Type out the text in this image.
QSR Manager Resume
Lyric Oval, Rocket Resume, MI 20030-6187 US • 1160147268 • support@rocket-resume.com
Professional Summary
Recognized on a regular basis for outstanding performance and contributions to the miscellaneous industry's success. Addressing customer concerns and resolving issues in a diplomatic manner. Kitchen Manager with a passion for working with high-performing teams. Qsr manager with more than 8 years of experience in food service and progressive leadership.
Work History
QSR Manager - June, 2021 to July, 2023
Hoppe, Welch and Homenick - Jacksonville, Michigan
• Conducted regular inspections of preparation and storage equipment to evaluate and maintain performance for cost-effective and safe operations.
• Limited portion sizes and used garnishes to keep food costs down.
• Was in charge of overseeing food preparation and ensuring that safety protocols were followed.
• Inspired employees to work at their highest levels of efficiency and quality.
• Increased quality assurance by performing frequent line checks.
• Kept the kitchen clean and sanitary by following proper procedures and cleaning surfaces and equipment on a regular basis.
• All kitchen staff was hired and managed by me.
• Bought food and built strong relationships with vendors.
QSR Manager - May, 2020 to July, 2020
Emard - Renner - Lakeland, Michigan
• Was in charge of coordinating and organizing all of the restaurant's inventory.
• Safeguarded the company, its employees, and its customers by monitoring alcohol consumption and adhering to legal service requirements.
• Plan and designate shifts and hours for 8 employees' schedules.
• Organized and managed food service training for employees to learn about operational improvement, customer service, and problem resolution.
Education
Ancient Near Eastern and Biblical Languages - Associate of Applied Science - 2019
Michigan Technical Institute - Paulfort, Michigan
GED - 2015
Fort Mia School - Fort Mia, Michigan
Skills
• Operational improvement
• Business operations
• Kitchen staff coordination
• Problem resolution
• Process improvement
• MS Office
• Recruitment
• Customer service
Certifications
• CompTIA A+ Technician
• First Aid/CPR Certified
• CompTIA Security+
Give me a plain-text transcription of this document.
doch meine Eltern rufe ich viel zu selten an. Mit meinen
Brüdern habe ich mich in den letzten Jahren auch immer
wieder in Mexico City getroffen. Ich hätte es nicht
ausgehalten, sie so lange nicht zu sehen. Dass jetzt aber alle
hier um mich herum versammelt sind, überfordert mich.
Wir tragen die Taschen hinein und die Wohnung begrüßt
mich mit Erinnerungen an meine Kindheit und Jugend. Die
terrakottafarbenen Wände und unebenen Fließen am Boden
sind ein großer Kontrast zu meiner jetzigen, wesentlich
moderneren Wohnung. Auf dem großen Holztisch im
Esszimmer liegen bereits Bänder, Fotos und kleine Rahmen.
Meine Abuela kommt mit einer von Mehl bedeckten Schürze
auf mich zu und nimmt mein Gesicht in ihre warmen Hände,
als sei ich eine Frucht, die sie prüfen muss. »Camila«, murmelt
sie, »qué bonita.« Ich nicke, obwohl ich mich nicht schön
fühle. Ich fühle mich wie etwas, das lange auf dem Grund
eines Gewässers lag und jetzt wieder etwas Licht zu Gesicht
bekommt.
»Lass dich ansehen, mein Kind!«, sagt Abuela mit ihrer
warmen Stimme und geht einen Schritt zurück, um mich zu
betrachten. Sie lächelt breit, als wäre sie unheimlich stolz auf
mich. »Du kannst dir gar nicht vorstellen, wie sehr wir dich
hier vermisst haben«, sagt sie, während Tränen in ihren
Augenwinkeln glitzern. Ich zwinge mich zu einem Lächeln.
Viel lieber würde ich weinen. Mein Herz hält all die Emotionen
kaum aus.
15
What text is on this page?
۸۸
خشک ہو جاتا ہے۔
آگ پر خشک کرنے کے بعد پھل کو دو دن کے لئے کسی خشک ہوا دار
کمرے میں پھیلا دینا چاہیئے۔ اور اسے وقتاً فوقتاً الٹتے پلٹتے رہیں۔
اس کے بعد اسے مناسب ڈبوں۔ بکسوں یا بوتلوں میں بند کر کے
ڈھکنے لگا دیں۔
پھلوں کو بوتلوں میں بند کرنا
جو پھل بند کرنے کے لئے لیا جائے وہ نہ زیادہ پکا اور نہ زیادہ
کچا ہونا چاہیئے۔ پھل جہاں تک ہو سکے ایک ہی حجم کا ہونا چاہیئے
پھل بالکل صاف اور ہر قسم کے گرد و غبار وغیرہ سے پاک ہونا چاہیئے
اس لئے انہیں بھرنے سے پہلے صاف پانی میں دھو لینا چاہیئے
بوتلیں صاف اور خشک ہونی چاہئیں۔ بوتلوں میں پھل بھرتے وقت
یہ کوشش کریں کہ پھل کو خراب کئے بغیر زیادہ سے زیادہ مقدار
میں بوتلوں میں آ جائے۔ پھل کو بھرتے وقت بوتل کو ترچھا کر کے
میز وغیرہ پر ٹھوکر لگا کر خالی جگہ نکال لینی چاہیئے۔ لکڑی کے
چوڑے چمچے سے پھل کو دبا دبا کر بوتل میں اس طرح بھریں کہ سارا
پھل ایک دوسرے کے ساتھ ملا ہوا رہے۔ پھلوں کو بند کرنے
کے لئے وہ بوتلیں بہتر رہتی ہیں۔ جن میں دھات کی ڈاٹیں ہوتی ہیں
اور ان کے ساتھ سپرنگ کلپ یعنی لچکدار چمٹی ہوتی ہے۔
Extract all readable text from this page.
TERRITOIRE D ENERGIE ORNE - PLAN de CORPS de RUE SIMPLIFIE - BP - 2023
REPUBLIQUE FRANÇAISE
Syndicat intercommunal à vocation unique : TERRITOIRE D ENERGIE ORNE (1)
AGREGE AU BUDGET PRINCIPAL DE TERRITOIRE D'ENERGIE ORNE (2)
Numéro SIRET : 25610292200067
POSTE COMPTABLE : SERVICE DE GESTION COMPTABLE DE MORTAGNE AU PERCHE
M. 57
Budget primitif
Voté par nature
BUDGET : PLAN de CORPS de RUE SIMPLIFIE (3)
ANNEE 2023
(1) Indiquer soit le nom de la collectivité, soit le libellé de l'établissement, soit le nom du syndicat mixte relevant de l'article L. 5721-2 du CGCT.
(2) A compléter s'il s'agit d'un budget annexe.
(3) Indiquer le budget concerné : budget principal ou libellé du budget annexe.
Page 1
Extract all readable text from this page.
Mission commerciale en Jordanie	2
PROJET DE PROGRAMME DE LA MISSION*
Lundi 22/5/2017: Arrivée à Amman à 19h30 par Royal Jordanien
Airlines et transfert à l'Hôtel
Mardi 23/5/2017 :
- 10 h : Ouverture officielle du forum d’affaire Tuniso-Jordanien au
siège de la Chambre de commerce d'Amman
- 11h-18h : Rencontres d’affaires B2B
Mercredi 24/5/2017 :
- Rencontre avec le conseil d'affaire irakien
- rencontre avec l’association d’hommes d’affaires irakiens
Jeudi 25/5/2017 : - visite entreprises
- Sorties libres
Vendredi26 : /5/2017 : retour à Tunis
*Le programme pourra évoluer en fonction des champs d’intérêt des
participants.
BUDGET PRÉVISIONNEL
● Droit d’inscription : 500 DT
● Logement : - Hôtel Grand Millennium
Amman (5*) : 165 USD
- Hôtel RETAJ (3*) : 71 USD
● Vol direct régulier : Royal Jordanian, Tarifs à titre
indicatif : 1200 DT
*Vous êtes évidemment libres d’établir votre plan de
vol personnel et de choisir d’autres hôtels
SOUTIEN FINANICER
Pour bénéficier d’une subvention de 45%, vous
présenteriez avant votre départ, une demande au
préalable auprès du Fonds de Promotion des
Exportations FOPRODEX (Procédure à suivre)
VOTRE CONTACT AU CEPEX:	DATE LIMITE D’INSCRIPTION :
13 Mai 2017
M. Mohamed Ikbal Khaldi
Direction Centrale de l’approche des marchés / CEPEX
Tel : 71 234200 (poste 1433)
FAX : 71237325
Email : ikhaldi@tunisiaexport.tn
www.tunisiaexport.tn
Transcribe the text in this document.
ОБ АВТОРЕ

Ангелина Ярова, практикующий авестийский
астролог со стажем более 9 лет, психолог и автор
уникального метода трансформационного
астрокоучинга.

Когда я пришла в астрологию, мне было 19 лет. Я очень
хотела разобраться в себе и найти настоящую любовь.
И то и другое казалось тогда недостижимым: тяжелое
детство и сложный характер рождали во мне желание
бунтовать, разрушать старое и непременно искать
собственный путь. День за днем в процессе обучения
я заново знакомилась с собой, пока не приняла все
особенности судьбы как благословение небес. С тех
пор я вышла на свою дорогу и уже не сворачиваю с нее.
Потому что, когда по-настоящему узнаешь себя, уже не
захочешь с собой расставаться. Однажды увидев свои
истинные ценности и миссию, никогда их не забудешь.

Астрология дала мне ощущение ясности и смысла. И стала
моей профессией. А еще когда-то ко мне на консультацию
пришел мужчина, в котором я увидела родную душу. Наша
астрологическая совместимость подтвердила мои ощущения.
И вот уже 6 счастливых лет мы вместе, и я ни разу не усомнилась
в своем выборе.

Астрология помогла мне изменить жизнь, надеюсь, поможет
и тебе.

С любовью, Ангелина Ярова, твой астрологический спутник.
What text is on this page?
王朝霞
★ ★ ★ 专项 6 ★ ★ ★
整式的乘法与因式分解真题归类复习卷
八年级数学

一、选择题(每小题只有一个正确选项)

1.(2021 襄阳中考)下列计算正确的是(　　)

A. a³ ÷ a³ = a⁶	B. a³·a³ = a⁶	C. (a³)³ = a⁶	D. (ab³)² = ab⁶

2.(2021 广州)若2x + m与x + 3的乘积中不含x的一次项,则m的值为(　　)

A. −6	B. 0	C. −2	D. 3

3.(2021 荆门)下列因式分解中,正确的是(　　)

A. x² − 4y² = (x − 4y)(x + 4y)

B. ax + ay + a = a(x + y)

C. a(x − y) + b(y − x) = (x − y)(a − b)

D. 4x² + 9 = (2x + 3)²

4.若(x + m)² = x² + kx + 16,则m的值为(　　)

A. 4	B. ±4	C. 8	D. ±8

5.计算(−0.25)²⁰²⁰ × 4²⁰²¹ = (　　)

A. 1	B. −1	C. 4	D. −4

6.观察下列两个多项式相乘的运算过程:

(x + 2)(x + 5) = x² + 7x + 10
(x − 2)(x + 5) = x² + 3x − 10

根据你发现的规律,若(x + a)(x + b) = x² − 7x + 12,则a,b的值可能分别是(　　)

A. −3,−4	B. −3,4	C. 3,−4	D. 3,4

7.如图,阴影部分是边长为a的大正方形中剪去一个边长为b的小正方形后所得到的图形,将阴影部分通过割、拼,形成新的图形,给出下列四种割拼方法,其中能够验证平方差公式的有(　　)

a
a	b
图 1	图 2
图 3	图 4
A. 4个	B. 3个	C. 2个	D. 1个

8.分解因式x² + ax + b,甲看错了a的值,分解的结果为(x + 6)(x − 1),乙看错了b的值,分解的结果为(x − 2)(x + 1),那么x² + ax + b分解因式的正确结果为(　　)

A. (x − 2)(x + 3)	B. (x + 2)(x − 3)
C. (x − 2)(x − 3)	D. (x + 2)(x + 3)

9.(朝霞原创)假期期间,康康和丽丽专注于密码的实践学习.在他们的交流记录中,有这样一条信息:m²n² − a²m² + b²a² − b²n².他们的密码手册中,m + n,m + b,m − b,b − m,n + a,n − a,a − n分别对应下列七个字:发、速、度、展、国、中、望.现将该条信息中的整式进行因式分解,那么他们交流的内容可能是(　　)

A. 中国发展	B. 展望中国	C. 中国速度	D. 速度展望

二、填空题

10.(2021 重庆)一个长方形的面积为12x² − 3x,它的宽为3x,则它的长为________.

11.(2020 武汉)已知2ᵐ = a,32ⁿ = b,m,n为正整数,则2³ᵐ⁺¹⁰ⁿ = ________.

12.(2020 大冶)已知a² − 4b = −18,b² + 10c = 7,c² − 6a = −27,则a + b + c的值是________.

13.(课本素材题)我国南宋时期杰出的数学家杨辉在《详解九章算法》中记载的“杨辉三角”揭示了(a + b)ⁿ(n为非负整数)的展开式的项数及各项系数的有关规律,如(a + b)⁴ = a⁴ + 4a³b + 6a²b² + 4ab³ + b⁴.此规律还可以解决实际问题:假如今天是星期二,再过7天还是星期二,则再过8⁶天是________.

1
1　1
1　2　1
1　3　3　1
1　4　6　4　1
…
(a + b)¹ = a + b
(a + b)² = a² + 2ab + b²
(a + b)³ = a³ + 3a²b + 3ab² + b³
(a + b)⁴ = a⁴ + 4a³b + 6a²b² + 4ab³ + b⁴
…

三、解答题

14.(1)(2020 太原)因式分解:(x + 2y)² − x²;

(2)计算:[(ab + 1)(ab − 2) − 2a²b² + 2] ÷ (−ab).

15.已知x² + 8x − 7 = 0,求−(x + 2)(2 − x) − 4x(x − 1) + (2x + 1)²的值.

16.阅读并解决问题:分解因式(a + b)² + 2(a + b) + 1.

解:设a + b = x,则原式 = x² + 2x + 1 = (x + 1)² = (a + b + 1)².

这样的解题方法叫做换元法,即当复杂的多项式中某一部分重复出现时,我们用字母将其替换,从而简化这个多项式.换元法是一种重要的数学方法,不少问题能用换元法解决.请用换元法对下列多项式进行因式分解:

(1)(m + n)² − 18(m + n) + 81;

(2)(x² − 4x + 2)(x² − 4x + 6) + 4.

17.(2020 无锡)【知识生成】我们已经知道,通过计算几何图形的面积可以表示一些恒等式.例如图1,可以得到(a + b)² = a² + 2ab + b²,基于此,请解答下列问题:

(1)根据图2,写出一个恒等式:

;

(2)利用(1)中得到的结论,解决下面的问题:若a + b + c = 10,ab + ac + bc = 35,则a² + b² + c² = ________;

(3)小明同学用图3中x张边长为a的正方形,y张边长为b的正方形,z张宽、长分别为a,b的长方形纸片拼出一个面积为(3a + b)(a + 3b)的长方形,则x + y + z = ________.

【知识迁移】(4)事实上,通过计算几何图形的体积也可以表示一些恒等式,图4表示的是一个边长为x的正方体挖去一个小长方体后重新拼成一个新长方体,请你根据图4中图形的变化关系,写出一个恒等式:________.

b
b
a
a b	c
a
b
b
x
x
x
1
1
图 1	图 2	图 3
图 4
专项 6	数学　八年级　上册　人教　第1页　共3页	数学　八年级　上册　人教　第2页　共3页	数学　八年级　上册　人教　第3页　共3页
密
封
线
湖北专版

==*==

State the count of lines holding the string "چاہیئے" in the listing above, and nothing else.

5